Work to do
From the listing below, pick out each line with the word "text".

━━ Extracted records ━━

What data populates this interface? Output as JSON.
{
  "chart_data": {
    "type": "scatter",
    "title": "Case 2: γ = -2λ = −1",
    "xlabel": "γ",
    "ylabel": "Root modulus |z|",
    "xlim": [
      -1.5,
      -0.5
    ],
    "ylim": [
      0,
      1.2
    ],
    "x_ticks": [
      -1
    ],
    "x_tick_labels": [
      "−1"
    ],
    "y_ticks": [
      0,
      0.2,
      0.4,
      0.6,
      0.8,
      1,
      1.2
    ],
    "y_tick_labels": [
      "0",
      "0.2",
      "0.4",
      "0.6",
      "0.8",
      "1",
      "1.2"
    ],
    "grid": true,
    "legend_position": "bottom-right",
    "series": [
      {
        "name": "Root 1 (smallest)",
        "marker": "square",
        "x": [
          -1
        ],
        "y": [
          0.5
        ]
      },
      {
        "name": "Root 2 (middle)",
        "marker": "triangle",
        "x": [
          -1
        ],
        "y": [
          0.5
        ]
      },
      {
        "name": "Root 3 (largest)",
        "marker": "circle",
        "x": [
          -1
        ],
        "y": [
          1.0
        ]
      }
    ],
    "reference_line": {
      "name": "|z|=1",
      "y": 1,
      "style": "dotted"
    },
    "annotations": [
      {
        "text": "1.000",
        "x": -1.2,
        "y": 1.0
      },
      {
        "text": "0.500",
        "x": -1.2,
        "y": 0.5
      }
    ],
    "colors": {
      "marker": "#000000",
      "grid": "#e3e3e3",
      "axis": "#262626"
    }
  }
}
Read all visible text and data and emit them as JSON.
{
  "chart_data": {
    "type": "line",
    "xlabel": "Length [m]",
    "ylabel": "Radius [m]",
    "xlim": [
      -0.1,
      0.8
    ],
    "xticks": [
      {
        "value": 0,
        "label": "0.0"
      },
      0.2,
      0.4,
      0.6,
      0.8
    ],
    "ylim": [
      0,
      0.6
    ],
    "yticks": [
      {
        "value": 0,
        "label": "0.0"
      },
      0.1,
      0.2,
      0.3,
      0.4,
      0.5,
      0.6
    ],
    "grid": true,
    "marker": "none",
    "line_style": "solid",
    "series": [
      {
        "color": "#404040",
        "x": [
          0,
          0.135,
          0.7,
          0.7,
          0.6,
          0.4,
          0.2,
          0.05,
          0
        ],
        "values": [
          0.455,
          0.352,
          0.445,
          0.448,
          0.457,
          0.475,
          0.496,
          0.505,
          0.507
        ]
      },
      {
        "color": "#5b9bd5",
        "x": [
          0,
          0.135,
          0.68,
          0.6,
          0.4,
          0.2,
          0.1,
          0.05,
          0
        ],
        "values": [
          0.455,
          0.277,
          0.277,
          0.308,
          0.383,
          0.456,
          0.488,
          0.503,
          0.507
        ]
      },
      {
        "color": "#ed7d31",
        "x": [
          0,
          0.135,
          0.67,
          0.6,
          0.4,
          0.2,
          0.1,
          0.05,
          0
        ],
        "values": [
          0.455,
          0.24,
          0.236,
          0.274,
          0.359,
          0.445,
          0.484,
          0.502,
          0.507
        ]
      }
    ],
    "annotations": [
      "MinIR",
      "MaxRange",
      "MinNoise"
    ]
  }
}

━━━

Exercise result
        "text": "1.000",
        "text": "0.500",
Read all visible text and data and emit them as JSON.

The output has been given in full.